▸ Short task:
Reproduce the listing verbatim.

___ Provided information ___

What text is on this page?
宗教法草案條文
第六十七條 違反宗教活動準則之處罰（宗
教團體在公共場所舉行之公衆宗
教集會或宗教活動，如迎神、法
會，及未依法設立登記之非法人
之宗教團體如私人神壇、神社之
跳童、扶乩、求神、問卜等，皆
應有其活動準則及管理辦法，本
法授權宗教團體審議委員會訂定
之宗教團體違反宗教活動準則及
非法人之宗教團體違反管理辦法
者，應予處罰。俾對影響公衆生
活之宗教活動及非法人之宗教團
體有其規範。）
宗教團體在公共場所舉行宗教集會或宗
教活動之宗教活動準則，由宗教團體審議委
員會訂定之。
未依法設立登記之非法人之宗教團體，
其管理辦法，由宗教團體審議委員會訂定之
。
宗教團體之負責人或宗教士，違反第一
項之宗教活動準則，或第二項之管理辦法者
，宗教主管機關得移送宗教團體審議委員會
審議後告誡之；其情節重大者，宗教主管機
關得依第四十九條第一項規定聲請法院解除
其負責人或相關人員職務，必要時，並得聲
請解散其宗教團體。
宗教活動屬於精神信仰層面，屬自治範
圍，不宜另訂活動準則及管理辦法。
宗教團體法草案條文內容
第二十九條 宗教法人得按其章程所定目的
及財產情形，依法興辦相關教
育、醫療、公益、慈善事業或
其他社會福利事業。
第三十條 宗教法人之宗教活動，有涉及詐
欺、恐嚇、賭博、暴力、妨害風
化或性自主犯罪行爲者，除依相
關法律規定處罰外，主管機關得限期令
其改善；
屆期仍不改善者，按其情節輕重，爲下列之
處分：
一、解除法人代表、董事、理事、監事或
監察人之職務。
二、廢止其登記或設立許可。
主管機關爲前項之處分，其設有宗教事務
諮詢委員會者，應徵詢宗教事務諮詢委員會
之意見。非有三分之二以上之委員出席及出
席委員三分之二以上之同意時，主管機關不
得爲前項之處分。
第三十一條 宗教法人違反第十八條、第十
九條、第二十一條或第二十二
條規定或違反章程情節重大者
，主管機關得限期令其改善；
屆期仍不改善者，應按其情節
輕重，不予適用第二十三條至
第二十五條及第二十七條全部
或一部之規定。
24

___

▸ Result of the exercise:
What text is on this page?
宗教法草案條文
第六十七條 違反宗教活動準則之處罰（宗
教團體在公共場所舉行之公衆宗
教集會或宗教活動，如迎神、法
會，及未依法設立登記之非法人
之宗教團體如私人神壇、神社之
跳童、扶乩、求神、問卜等，皆
應有其活動準則及管理辦法，本
法授權宗教團體審議委員會訂定
之宗教團體違反宗教活動準則及
非法人之宗教團體違反管理辦法
者，應予處罰。俾對影響公衆生
活之宗教活動及非法人之宗教團
體有其規範。）
宗教團體在公共場所舉行宗教集會或宗
教活動之宗教活動準則，由宗教團體審議委
員會訂定之。
未依法設立登記之非法人之宗教團體，
其管理辦法，由宗教團體審議委員會訂定之
。
宗教團體之負責人或宗教士，違反第一
項之宗教活動準則，或第二項之管理辦法者
，宗教主管機關得移送宗教團體審議委員會
審議後告誡之；其情節重大者，宗教主管機
關得依第四十九條第一項規定聲請法院解除
其負責人或相關人員職務，必要時，並得聲
請解散其宗教團體。
宗教活動屬於精神信仰層面，屬自治範
圍，不宜另訂活動準則及管理辦法。
宗教團體法草案條文內容
第二十九條 宗教法人得按其章程所定目的
及財產情形，依法興辦相關教
育、醫療、公益、慈善事業或
其他社會福利事業。
第三十條 宗教法人之宗教活動，有涉及詐
欺、恐嚇、賭博、暴力、妨害風
化或性自主犯罪行爲者，除依相
關法律規定處罰外，主管機關得限期令
其改善；
屆期仍不改善者，按其情節輕重，爲下列之
處分：
一、解除法人代表、董事、理事、監事或
監察人之職務。
二、廢止其登記或設立許可。
主管機關爲前項之處分，其設有宗教事務
諮詢委員會者，應徵詢宗教事務諮詢委員會
之意見。非有三分之二以上之委員出席及出
席委員三分之二以上之同意時，主管機關不
得爲前項之處分。
第三十一條 宗教法人違反第十八條、第十
九條、第二十一條或第二十二
條規定或違反章程情節重大者
，主管機關得限期令其改善；
屆期仍不改善者，應按其情節
輕重，不予適用第二十三條至
第二十五條及第二十七條全部
或一部之規定。
24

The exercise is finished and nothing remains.